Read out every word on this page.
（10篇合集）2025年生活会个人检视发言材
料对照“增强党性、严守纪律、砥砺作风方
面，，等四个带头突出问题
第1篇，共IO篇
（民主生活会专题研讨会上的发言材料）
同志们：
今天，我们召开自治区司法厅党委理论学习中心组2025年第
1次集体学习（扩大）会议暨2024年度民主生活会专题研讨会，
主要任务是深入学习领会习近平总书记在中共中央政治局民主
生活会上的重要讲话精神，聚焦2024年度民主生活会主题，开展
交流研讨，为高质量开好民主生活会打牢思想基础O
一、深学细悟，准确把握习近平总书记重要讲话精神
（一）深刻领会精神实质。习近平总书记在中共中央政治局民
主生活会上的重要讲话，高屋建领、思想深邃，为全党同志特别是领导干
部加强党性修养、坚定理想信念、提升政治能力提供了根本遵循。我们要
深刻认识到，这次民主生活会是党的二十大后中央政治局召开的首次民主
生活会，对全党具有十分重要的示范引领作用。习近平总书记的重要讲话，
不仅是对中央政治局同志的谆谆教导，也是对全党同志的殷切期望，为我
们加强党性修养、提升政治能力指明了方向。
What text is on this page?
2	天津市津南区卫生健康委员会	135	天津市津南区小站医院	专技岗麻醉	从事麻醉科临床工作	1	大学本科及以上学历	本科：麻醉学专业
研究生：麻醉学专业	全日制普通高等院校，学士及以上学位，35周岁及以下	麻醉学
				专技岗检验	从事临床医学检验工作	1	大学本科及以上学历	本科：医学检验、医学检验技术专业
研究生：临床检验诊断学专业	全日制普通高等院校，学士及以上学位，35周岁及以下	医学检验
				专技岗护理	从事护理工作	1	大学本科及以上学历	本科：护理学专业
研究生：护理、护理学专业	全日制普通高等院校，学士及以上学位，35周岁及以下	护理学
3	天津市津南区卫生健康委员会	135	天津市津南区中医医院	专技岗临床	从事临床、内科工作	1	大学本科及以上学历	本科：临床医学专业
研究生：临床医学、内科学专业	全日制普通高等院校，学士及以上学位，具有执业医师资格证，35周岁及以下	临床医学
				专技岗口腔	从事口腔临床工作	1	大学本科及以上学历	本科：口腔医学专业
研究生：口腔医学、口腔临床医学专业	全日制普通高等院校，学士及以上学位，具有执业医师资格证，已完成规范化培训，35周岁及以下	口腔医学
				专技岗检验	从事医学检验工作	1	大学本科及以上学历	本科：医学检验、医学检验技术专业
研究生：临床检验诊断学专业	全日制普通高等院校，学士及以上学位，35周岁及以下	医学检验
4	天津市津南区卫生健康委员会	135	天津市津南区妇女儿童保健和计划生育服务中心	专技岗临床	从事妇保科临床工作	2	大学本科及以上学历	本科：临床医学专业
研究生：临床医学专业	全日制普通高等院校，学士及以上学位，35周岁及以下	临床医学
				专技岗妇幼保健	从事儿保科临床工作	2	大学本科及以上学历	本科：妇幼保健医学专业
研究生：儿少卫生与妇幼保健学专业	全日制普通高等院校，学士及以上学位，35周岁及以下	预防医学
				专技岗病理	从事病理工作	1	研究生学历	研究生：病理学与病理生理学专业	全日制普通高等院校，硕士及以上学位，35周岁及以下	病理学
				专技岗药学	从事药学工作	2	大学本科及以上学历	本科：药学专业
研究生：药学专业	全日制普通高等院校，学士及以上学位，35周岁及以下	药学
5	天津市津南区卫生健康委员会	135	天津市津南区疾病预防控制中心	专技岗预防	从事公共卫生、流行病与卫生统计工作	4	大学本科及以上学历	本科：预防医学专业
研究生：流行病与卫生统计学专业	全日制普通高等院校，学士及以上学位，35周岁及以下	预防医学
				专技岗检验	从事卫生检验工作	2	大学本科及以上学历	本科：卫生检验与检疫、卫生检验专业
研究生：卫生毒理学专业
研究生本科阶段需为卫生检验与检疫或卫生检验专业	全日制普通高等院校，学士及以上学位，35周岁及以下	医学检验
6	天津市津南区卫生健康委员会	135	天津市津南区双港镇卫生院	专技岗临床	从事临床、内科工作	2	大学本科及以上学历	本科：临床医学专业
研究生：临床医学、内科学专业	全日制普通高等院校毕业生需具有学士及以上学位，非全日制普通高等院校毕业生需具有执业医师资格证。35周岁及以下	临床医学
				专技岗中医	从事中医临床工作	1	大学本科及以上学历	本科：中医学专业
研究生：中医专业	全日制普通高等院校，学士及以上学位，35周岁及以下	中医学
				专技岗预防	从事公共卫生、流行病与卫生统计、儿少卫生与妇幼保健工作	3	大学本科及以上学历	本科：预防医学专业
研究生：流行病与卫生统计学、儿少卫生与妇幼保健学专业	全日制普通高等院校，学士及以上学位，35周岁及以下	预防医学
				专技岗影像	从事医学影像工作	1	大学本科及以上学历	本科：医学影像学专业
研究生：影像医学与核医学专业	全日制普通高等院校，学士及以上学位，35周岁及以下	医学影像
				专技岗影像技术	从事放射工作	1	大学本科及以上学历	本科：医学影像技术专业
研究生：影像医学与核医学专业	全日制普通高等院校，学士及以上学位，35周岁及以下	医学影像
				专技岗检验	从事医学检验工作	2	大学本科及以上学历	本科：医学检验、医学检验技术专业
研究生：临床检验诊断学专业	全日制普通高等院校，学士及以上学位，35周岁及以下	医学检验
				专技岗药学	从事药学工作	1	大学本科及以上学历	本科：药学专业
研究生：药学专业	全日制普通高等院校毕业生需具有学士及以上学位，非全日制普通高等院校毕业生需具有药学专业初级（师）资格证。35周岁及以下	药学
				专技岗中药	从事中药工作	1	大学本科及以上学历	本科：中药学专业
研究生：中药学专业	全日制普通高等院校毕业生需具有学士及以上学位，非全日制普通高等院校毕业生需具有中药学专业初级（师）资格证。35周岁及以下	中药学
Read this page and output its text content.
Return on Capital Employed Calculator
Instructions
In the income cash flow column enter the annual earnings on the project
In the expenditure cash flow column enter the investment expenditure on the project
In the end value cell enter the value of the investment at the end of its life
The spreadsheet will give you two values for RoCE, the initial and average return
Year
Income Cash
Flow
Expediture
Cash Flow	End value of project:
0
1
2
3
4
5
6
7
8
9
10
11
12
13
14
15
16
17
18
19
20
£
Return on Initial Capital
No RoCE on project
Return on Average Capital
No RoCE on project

- _To be done_
The lines to collect are those holding the string "column"; copy them all.

- _Result below_
In the income cash flow column enter the annual earnings on the project
In the expenditure cash flow column enter the investment expenditure on the project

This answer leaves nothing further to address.